_Text section:_
┏━━
Interview & Concert Review With
GORDAN GANO
of
the
Can you tell me a little
more about your long
time connection and
history in Spokane?
Spokane to me goes back
to even a preconscious
memory. My family would
take a trip every summer
back when we still lived in
Connecticut. We would
make a big loop around
the country and we would
spend a week in Spokane,
which is where my father
was raised. The homestead
in Spokane was actually
built by my family. Even
before I could remember
much else, I remember that
house in Spokane. That
house is one of the consistent parts of my childhood
because we moved quite
often, but we would almost
always spend Christmas
and most holidays in that
home. My family history
there goes back to the
beginning of the 1900s
when people were moving
West. I have a long history
of many generations here
in Spokane.
Do you recall your last
performance in Spokane, apart from your
recent show?
I do remember! I remember the last time because
my cousin came up close
to the stage and asked if I
could make the reunion
and I laughed and responded, no I’m on tour.
However, I don’t remember what year that was.
Why do you believe such a
diverse audience is drawn
to the music of Violent
Femmes?
I don’t know for sure, but I do
have a couple of ideas that occur to me. Besides that fact that
I think it’s good music and that
should be appealing to all types
of people and backgrounds and
ages. Aside from that, most
people that I hear about first get
introduced to the band and start
loving the group either when
they are teenagers or when they
go off to college. It is usually
sometime around that period
in their life, whether it’s from
an older sibling or on their own.
┗━━
_Data provided:_
┏━━
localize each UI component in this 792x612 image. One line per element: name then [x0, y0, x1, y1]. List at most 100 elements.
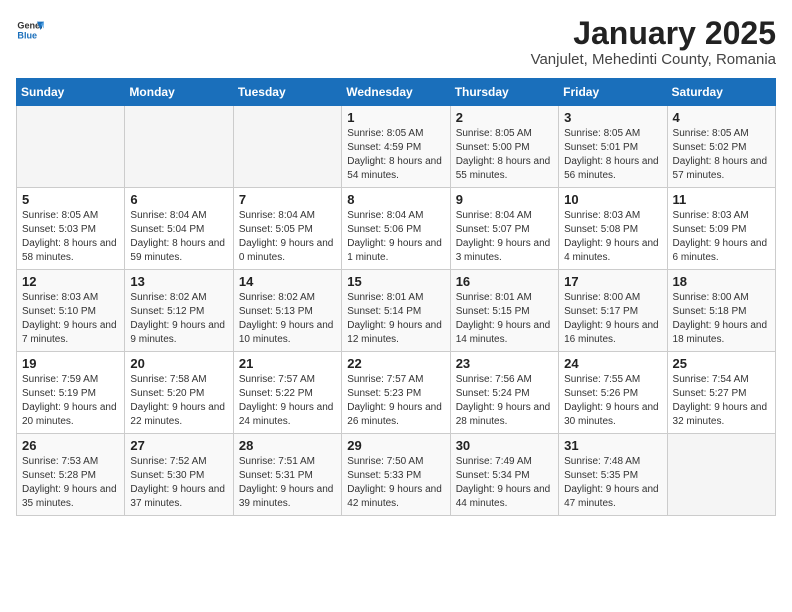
┗━━
Can you carry the Gordan Gano interview forward from its last sentence?

_Result below:_
The person hearing the music is
young. Even the people at the
concert that are now around the
age of the people in our group
were almost certainly a teenager
or early twenties when they first
heard the music. I think there
is something about the songs in
that first album, which is also
our overwhelmingly most popular one. I was eighteen when I
was singing that. It is not someone that is at a different age trying to sing something that think
is youthful. It was just my individual expression sung as honestly and passionately as I felt
it. That is the amazing thing
about art. With art, individuals
will often express themselves
and that passion can sometimes
reach and communicate with
a large amount of people; even
though it started as something
that is an absolutely individual
expression.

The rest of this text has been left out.